Objective:
Find the line containing "Extract the structured". Return it and every line after it, unchanged, up to and including the last line.

Excerpt from a dataset
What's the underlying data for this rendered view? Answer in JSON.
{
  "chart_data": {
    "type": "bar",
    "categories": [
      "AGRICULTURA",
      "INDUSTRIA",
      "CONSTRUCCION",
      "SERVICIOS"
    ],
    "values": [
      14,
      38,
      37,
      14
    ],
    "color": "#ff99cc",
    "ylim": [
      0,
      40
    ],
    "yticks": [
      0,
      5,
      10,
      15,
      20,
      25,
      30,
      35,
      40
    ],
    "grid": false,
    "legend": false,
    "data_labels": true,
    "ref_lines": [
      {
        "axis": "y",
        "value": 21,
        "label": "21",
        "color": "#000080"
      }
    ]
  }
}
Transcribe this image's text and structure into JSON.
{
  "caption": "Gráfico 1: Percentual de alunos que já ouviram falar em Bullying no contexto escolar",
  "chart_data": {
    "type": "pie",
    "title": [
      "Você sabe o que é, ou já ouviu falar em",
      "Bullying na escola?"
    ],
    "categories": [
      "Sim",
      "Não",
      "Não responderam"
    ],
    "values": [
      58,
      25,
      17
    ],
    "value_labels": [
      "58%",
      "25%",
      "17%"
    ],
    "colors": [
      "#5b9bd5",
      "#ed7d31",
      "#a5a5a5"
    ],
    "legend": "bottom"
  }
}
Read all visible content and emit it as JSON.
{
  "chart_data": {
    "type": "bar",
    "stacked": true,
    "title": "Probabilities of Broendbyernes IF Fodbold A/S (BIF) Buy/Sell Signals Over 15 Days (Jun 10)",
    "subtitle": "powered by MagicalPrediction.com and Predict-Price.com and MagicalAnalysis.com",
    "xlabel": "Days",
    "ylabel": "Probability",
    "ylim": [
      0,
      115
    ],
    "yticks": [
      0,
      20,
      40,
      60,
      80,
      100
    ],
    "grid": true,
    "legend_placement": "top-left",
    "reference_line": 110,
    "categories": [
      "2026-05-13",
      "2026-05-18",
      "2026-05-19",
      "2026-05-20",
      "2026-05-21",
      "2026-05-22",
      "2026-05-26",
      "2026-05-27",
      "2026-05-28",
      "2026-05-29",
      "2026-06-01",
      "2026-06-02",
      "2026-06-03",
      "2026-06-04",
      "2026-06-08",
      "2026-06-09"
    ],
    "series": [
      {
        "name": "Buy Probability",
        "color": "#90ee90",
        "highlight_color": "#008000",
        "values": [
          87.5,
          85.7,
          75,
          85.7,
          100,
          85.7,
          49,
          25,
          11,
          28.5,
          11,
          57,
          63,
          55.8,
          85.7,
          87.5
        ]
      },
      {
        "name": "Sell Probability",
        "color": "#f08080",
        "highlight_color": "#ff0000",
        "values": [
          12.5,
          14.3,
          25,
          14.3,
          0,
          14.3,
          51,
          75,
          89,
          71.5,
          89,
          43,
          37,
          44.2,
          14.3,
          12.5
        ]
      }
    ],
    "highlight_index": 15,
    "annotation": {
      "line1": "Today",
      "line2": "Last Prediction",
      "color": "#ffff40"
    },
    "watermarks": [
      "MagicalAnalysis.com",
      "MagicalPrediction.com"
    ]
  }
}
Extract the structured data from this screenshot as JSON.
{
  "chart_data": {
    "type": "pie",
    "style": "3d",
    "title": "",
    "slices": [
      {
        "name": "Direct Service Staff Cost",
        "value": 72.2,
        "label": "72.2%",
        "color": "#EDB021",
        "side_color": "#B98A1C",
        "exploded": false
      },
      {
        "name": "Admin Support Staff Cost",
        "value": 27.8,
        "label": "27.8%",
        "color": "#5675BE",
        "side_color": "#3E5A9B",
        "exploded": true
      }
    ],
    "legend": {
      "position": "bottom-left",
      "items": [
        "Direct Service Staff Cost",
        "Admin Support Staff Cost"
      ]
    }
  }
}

Expected answer:
Extract the structured data from this screenshot as JSON.
{
  "chart_data": {
    "type": "pie",
    "style": "3d",
    "title": "",
    "slices": [
      {
        "name": "Direct Service Staff Cost",
        "value": 72.2,
        "label": "72.2%",
        "color": "#EDB021",
        "side_color": "#B98A1C",
        "exploded": false
      },
      {
        "name": "Admin Support Staff Cost",
        "value": 27.8,
        "label": "27.8%",
        "color": "#5675BE",
        "side_color": "#3E5A9B",
        "exploded": true
      }
    ],
    "legend": {
      "position": "bottom-left",
      "items": [
        "Direct Service Staff Cost",
        "Admin Support Staff Cost"
      ]
    }
  }
}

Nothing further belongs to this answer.